Task prompt
Reproduce every entry exactly.

++++

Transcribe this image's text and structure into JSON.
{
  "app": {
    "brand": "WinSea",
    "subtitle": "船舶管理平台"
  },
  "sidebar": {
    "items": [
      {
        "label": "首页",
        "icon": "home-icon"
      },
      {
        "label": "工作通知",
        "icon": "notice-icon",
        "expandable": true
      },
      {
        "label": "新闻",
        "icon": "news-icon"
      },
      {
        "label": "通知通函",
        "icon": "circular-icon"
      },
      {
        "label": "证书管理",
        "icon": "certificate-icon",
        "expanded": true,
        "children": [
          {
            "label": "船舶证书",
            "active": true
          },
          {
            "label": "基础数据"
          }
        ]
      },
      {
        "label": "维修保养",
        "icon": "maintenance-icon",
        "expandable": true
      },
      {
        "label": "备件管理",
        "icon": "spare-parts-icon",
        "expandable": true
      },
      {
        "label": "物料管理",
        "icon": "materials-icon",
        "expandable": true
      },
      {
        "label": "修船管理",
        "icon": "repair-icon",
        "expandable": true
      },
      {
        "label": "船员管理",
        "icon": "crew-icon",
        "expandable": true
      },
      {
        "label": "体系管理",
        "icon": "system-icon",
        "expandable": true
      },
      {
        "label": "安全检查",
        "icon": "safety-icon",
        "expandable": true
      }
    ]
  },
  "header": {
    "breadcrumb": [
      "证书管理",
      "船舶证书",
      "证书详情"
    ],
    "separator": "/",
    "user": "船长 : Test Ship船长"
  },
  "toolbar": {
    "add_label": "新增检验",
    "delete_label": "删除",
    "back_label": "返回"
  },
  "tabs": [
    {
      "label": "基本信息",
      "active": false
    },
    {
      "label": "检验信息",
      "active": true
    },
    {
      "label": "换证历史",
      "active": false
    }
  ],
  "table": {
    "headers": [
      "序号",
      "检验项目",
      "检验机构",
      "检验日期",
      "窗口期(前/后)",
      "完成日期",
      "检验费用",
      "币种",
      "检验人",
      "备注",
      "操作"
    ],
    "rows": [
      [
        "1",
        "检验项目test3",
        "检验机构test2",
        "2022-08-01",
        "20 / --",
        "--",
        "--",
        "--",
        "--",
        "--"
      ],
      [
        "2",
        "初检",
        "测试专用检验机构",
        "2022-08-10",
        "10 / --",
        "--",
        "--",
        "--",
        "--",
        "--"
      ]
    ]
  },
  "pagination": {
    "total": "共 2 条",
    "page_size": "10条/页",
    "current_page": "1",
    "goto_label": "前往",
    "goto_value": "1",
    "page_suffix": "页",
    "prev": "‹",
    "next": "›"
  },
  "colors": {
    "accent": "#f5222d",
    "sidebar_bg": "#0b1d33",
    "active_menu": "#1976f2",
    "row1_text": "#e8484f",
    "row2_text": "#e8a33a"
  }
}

++++

Task result
Transcribe this image's text and structure into JSON.
{
  "app": {
    "brand": "WinSea",
    "subtitle": "船舶管理平台"
  },
  "sidebar": {
    "items": [
      {
        "label": "首页",
        "icon": "home-icon"
      },
      {
        "label": "工作通知",
        "icon": "notice-icon",
        "expandable": true
      },
      {
        "label": "新闻",
        "icon": "news-icon"
      },
      {
        "label": "通知通函",
        "icon": "circular-icon"
      },
      {
        "label": "证书管理",
        "icon": "certificate-icon",
        "expanded": true,
        "children": [
          {
            "label": "船舶证书",
            "active": true
          },
          {
            "label": "基础数据"
          }
        ]
      },
      {
        "label": "维修保养",
        "icon": "maintenance-icon",
        "expandable": true
      },
      {
        "label": "备件管理",
        "icon": "spare-parts-icon",
        "expandable": true
      },
      {
        "label": "物料管理",
        "icon": "materials-icon",
        "expandable": true
      },
      {
        "label": "修船管理",
        "icon": "repair-icon",
        "expandable": true
      },
      {
        "label": "船员管理",
        "icon": "crew-icon",
        "expandable": true
      },
      {
        "label": "体系管理",
        "icon": "system-icon",
        "expandable": true
      },
      {
        "label": "安全检查",
        "icon": "safety-icon",
        "expandable": true
      }
    ]
  },
  "header": {
    "breadcrumb": [
      "证书管理",
      "船舶证书",
      "证书详情"
    ],
    "separator": "/",
    "user": "船长 : Test Ship船长"
  },
  "toolbar": {
    "add_label": "新增检验",
    "delete_label": "删除",
    "back_label": "返回"
  },
  "tabs": [
    {
      "label": "基本信息",
      "active": false
    },
    {
      "label": "检验信息",
      "active": true
    },
    {
      "label": "换证历史",
      "active": false
    }
  ],
  "table": {
    "headers": [
      "序号",
      "检验项目",
      "检验机构",
      "检验日期",
      "窗口期(前/后)",
      "完成日期",
      "检验费用",
      "币种",
      "检验人",
      "备注",
      "操作"
    ],
    "rows": [
      [
        "1",
        "检验项目test3",
        "检验机构test2",
        "2022-08-01",
        "20 / --",
        "--",
        "--",
        "--",
        "--",
        "--"
      ],
      [
        "2",
        "初检",
        "测试专用检验机构",
        "2022-08-10",
        "10 / --",
        "--",
        "--",
        "--",
        "--",
        "--"
      ]
    ]
  },
  "pagination": {
    "total": "共 2 条",
    "page_size": "10条/页",
    "current_page": "1",
    "goto_label": "前往",
    "goto_value": "1",
    "page_suffix": "页",
    "prev": "‹",
    "next": "›"
  },
  "colors": {
    "accent": "#f5222d",
    "sidebar_bg": "#0b1d33",
    "active_menu": "#1976f2",
    "row1_text": "#e8484f",
    "row2_text": "#e8a33a"
  }
}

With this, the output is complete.